╭──

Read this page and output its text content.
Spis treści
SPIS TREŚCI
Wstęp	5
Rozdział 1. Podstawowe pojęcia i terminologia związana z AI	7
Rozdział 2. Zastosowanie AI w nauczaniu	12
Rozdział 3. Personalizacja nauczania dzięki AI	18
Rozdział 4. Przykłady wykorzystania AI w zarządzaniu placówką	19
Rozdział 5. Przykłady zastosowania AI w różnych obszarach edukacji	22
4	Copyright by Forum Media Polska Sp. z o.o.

╰──

Stated problem: Give back the whole listing exactly as it reads.

Written response:
Read this page and output its text content.
Spis treści
SPIS TREŚCI
Wstęp	5
Rozdział 1. Podstawowe pojęcia i terminologia związana z AI	7
Rozdział 2. Zastosowanie AI w nauczaniu	12
Rozdział 3. Personalizacja nauczania dzięki AI	18
Rozdział 4. Przykłady wykorzystania AI w zarządzaniu placówką	19
Rozdział 5. Przykłady zastosowania AI w różnych obszarach edukacji	22
4	Copyright by Forum Media Polska Sp. z o.o.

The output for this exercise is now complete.